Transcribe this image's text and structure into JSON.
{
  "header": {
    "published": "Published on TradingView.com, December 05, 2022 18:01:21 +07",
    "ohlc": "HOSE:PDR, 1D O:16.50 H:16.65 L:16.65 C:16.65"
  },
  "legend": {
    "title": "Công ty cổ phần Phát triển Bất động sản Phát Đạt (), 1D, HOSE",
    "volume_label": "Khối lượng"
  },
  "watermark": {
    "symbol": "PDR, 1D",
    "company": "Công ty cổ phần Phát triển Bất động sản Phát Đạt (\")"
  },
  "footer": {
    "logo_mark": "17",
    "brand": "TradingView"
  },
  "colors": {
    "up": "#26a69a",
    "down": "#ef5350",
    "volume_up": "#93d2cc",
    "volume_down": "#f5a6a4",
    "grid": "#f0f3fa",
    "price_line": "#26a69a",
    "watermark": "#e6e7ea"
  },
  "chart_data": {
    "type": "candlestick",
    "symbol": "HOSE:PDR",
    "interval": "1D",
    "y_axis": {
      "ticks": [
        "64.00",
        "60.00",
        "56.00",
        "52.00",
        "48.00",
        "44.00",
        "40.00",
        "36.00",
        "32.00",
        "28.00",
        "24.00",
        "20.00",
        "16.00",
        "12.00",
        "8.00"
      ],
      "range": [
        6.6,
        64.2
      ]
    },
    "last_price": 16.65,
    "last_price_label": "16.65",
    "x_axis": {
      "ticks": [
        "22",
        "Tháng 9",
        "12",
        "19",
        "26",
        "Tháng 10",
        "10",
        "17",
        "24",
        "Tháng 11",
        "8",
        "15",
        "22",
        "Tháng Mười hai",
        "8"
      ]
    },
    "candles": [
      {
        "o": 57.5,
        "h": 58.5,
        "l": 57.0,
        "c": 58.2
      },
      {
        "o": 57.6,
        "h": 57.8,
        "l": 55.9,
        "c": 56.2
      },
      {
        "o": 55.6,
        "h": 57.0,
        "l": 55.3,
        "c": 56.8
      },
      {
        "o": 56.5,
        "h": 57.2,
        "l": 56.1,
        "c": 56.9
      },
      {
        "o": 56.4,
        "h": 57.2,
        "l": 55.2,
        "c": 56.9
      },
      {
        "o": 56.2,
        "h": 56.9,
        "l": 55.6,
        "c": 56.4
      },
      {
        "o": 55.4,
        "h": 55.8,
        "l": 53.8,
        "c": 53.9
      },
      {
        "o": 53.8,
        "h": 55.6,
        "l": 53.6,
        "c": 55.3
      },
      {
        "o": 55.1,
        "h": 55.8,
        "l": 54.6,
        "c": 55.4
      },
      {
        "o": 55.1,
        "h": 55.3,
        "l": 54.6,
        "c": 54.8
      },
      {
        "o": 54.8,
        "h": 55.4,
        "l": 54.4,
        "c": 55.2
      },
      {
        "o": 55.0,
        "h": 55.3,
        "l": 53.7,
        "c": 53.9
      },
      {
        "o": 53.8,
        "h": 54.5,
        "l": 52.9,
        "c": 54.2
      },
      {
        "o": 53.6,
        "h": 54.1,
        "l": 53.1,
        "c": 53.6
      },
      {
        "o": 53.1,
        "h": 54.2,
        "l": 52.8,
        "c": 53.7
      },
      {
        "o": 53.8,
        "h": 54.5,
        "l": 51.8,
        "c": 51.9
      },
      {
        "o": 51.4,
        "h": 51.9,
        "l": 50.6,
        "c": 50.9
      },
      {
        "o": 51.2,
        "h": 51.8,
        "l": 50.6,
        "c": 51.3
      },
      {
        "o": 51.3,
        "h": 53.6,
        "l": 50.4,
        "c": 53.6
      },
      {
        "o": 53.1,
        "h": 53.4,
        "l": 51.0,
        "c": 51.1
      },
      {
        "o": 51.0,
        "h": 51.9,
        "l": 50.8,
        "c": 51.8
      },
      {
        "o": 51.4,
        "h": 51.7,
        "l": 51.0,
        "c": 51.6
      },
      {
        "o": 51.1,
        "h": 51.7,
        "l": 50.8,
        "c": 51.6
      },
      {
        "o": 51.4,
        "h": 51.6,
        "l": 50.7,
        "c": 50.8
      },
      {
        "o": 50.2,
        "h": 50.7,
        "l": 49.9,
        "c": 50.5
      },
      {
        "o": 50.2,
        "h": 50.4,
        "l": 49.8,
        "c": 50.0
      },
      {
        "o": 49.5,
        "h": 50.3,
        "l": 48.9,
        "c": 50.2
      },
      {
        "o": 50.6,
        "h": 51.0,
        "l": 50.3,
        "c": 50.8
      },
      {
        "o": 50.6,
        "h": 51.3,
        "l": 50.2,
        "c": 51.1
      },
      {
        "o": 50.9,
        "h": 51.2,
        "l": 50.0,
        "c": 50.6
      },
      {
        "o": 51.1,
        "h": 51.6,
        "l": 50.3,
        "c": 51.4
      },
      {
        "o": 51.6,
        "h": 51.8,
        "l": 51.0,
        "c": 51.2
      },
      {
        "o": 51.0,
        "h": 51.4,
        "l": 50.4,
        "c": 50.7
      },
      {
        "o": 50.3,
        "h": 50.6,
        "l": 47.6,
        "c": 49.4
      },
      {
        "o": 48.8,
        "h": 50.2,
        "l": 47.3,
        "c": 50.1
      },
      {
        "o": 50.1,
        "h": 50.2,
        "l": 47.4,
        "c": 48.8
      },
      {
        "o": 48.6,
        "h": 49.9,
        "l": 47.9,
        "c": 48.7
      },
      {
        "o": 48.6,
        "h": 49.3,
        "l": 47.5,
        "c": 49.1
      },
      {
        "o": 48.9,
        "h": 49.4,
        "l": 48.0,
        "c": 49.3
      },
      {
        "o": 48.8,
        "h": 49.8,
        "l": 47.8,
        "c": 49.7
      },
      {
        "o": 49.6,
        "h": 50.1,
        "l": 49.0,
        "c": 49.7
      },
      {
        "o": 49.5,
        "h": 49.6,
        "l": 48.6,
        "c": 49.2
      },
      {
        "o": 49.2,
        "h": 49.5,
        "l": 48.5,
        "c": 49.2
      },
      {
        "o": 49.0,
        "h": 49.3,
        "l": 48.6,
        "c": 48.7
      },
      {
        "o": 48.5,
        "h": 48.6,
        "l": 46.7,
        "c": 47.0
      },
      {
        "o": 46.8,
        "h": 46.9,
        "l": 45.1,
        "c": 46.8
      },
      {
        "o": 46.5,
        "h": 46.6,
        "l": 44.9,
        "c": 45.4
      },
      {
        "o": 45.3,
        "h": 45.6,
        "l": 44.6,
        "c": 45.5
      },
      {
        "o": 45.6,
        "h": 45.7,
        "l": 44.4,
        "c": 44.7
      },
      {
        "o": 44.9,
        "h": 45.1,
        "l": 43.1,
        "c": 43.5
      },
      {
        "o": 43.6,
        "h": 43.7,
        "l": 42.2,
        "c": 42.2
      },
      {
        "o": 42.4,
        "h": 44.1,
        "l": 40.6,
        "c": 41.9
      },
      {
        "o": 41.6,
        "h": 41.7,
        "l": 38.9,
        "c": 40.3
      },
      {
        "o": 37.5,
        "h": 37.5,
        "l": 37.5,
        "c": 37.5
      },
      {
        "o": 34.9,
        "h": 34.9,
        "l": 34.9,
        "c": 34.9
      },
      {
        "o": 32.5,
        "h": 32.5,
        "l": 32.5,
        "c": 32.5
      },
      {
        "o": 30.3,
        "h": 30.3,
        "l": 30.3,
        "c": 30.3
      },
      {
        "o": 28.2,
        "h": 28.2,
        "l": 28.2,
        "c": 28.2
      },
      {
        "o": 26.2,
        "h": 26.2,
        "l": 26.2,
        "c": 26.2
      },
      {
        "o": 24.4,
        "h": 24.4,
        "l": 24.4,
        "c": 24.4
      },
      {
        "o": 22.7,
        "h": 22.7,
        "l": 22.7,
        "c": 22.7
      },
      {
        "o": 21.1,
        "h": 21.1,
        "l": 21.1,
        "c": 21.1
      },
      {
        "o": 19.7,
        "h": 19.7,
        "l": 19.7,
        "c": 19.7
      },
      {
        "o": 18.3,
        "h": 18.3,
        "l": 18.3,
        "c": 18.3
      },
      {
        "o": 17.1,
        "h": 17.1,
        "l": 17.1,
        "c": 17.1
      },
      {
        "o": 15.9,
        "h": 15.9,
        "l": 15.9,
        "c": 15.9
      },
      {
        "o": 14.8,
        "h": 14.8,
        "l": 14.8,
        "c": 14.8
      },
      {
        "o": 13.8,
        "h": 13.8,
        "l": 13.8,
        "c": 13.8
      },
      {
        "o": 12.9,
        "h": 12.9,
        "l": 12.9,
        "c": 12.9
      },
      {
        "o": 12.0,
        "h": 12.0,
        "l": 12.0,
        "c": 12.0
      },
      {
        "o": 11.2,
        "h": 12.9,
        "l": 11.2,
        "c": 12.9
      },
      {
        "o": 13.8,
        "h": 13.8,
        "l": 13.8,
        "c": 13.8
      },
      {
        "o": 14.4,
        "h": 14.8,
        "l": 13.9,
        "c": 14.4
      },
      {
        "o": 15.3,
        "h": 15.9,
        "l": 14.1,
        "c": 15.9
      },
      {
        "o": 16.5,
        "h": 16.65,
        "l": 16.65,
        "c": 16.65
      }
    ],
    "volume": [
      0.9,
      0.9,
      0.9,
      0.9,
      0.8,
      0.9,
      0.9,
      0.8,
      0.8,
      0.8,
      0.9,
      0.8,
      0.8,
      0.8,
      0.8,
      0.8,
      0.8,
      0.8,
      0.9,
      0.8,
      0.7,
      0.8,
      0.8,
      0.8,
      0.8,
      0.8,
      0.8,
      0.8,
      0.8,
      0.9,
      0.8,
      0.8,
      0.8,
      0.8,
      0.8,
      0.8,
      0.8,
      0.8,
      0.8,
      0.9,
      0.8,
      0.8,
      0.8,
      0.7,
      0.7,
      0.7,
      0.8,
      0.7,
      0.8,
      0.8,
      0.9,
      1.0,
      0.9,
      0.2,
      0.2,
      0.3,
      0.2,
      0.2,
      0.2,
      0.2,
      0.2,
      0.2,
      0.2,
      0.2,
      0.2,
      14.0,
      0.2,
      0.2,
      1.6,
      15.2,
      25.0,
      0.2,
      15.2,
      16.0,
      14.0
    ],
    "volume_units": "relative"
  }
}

-------------------------

Challenge – Say how many lines of the data include the string "triển". Nothing other than the number should be given.

Answer for the task – 2